EXERCISE PROMPT: Look through the data below and report how many lines include "load". Only the number should be given.

INPUT ROWS:
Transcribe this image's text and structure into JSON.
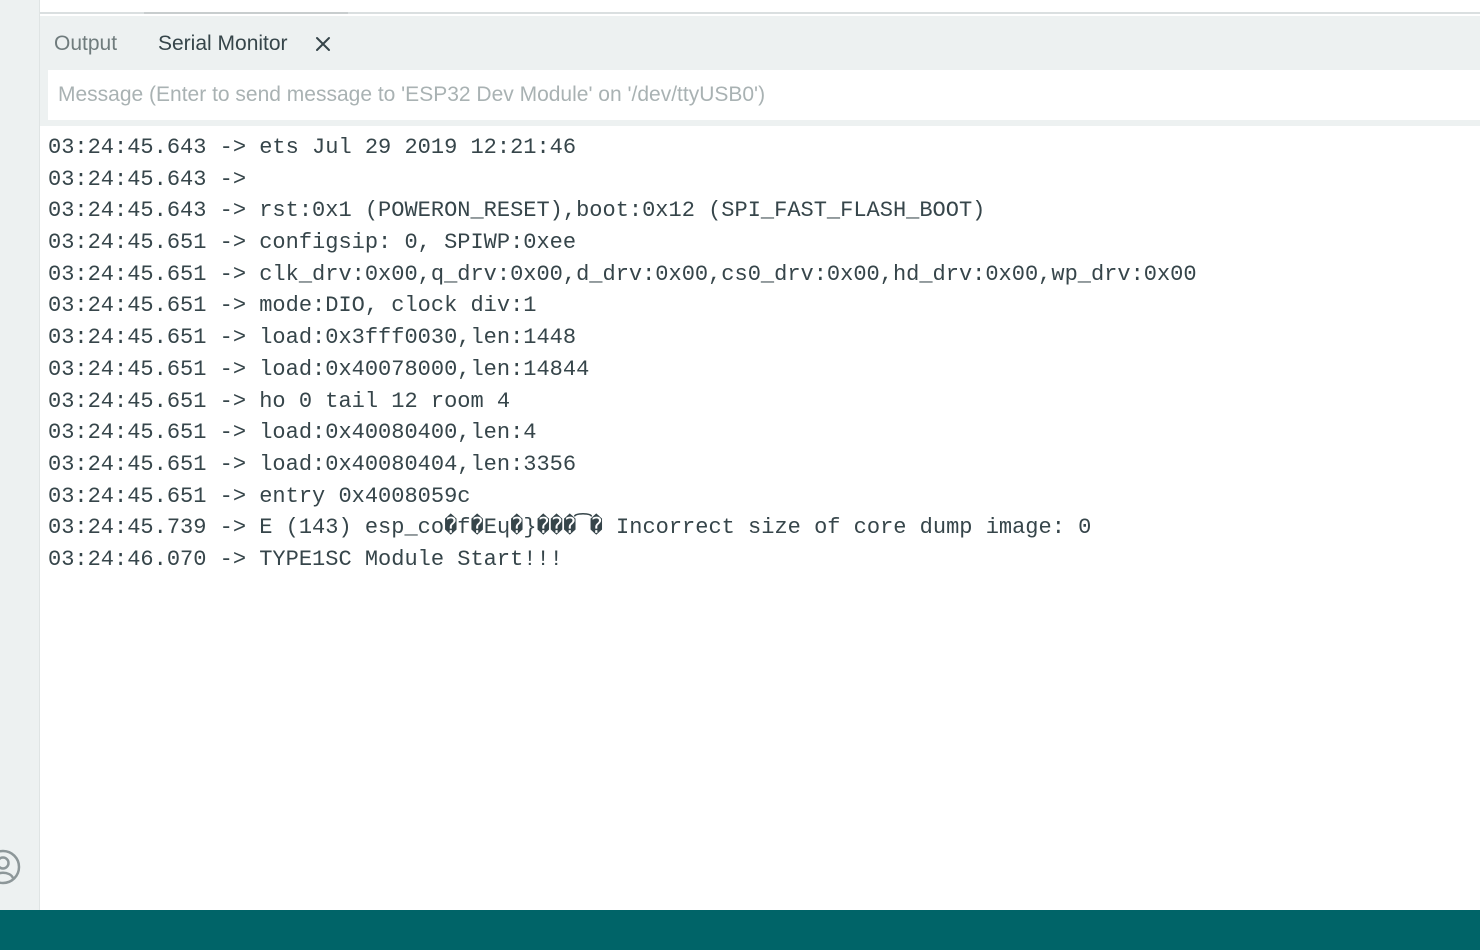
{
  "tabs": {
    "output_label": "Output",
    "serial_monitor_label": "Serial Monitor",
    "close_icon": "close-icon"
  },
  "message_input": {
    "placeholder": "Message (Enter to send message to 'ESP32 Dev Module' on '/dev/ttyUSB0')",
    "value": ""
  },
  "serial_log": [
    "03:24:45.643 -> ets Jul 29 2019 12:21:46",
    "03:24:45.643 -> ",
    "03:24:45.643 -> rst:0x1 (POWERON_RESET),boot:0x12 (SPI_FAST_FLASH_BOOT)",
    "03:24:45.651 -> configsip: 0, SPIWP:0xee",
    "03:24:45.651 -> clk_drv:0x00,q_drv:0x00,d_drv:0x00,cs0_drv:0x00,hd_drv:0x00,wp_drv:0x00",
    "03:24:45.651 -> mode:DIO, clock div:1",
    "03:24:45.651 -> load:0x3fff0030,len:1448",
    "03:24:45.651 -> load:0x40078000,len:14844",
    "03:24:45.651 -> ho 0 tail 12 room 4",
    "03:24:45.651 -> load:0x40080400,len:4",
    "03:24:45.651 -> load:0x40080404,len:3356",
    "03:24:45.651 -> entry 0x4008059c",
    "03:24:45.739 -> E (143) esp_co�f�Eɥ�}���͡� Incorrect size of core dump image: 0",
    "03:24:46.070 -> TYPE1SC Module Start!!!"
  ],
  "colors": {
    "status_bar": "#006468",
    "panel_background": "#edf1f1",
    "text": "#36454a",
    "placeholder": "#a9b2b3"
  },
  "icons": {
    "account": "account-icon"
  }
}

RESPONSE TO THIS EXERCISE: 4